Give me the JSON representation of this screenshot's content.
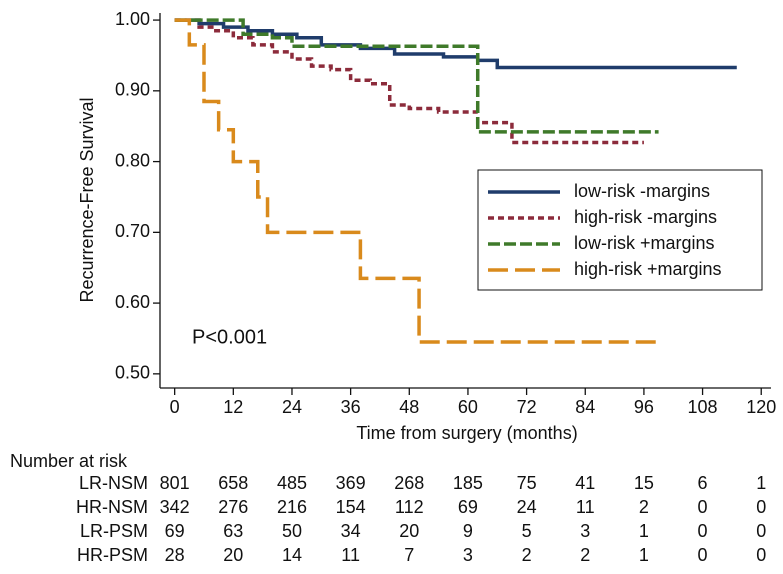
{
  "chart_data": {
    "type": "km",
    "drawstyle": "steps-post",
    "x_label": "Time from surgery (months)",
    "y_label": "Recurrence-Free Survival",
    "annotation": "P<0.001",
    "xlim": [
      -3,
      122
    ],
    "ylim": [
      0.48,
      1.01
    ],
    "xticks": [
      0,
      12,
      24,
      36,
      48,
      60,
      72,
      84,
      96,
      108,
      120
    ],
    "yticks": [
      {
        "value": 0.5,
        "label": "0.50"
      },
      {
        "value": 0.6,
        "label": "0.60"
      },
      {
        "value": 0.7,
        "label": "0.70"
      },
      {
        "value": 0.8,
        "label": "0.80"
      },
      {
        "value": 0.9,
        "label": "0.90"
      },
      {
        "value": 1.0,
        "label": "1.00"
      }
    ],
    "legend": "right",
    "series": [
      {
        "name": "low-risk -margins",
        "color": "#1f3c6b",
        "linestyle": "solid",
        "x": [
          0,
          5,
          10,
          15,
          20,
          25,
          30,
          38,
          45,
          55,
          62,
          66,
          115
        ],
        "values": [
          1.0,
          0.995,
          0.99,
          0.985,
          0.98,
          0.975,
          0.965,
          0.96,
          0.952,
          0.948,
          0.943,
          0.933,
          0.933
        ]
      },
      {
        "name": "high-risk -margins",
        "color": "#8c2b3b",
        "linestyle": "dashed",
        "x": [
          0,
          5,
          8,
          12,
          16,
          20,
          24,
          28,
          32,
          36,
          40,
          44,
          48,
          54,
          62,
          69,
          96
        ],
        "values": [
          1.0,
          0.99,
          0.985,
          0.975,
          0.965,
          0.955,
          0.945,
          0.935,
          0.93,
          0.915,
          0.91,
          0.88,
          0.875,
          0.87,
          0.855,
          0.827,
          0.827
        ]
      },
      {
        "name": "low-risk +margins",
        "color": "#3f7a2a",
        "linestyle": "dashdot",
        "x": [
          0,
          14,
          20,
          24,
          62,
          99
        ],
        "values": [
          1.0,
          0.98,
          0.975,
          0.963,
          0.842,
          0.842
        ]
      },
      {
        "name": "high-risk +margins",
        "color": "#d98a1c",
        "linestyle": "longdash",
        "x": [
          0,
          3,
          6,
          9,
          12,
          17,
          19,
          38,
          50,
          99
        ],
        "values": [
          1.0,
          0.965,
          0.885,
          0.845,
          0.8,
          0.75,
          0.7,
          0.635,
          0.545,
          0.545
        ]
      }
    ],
    "risk_table": {
      "title": "Number at risk",
      "rows": [
        {
          "label": "LR-NSM",
          "values": [
            801,
            658,
            485,
            369,
            268,
            185,
            75,
            41,
            15,
            6,
            1
          ]
        },
        {
          "label": "HR-NSM",
          "values": [
            342,
            276,
            216,
            154,
            112,
            69,
            24,
            11,
            2,
            0,
            0
          ]
        },
        {
          "label": "LR-PSM",
          "values": [
            69,
            63,
            50,
            34,
            20,
            9,
            5,
            3,
            1,
            0,
            0
          ]
        },
        {
          "label": "HR-PSM",
          "values": [
            28,
            20,
            14,
            11,
            7,
            3,
            2,
            2,
            1,
            0,
            0
          ]
        }
      ]
    }
  }
}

§ **The task**: Copy the records above exactly, omitting every picture.

§ **Expected answer**:
Give me the JSON representation of this screenshot's content.
{
  "chart_data": {
    "type": "km",
    "drawstyle": "steps-post",
    "x_label": "Time from surgery (months)",
    "y_label": "Recurrence-Free Survival",
    "annotation": "P<0.001",
    "xlim": [
      -3,
      122
    ],
    "ylim": [
      0.48,
      1.01
    ],
    "xticks": [
      0,
      12,
      24,
      36,
      48,
      60,
      72,
      84,
      96,
      108,
      120
    ],
    "yticks": [
      {
        "value": 0.5,
        "label": "0.50"
      },
      {
        "value": 0.6,
        "label": "0.60"
      },
      {
        "value": 0.7,
        "label": "0.70"
      },
      {
        "value": 0.8,
        "label": "0.80"
      },
      {
        "value": 0.9,
        "label": "0.90"
      },
      {
        "value": 1.0,
        "label": "1.00"
      }
    ],
    "legend": "right",
    "series": [
      {
        "name": "low-risk -margins",
        "color": "#1f3c6b",
        "linestyle": "solid",
        "x": [
          0,
          5,
          10,
          15,
          20,
          25,
          30,
          38,
          45,
          55,
          62,
          66,
          115
        ],
        "values": [
          1.0,
          0.995,
          0.99,
          0.985,
          0.98,
          0.975,
          0.965,
          0.96,
          0.952,
          0.948,
          0.943,
          0.933,
          0.933
        ]
      },
      {
        "name": "high-risk -margins",
        "color": "#8c2b3b",
        "linestyle": "dashed",
        "x": [
          0,
          5,
          8,
          12,
          16,
          20,
          24,
          28,
          32,
          36,
          40,
          44,
          48,
          54,
          62,
          69,
          96
        ],
        "values": [
          1.0,
          0.99,
          0.985,
          0.975,
          0.965,
          0.955,
          0.945,
          0.935,
          0.93,
          0.915,
          0.91,
          0.88,
          0.875,
          0.87,
          0.855,
          0.827,
          0.827
        ]
      },
      {
        "name": "low-risk +margins",
        "color": "#3f7a2a",
        "linestyle": "dashdot",
        "x": [
          0,
          14,
          20,
          24,
          62,
          99
        ],
        "values": [
          1.0,
          0.98,
          0.975,
          0.963,
          0.842,
          0.842
        ]
      },
      {
        "name": "high-risk +margins",
        "color": "#d98a1c",
        "linestyle": "longdash",
        "x": [
          0,
          3,
          6,
          9,
          12,
          17,
          19,
          38,
          50,
          99
        ],
        "values": [
          1.0,
          0.965,
          0.885,
          0.845,
          0.8,
          0.75,
          0.7,
          0.635,
          0.545,
          0.545
        ]
      }
    ],
    "risk_table": {
      "title": "Number at risk",
      "rows": [
        {
          "label": "LR-NSM",
          "values": [
            801,
            658,
            485,
            369,
            268,
            185,
            75,
            41,
            15,
            6,
            1
          ]
        },
        {
          "label": "HR-NSM",
          "values": [
            342,
            276,
            216,
            154,
            112,
            69,
            24,
            11,
            2,
            0,
            0
          ]
        },
        {
          "label": "LR-PSM",
          "values": [
            69,
            63,
            50,
            34,
            20,
            9,
            5,
            3,
            1,
            0,
            0
          ]
        },
        {
          "label": "HR-PSM",
          "values": [
            28,
            20,
            14,
            11,
            7,
            3,
            2,
            2,
            1,
            0,
            0
          ]
        }
      ]
    }
  }
}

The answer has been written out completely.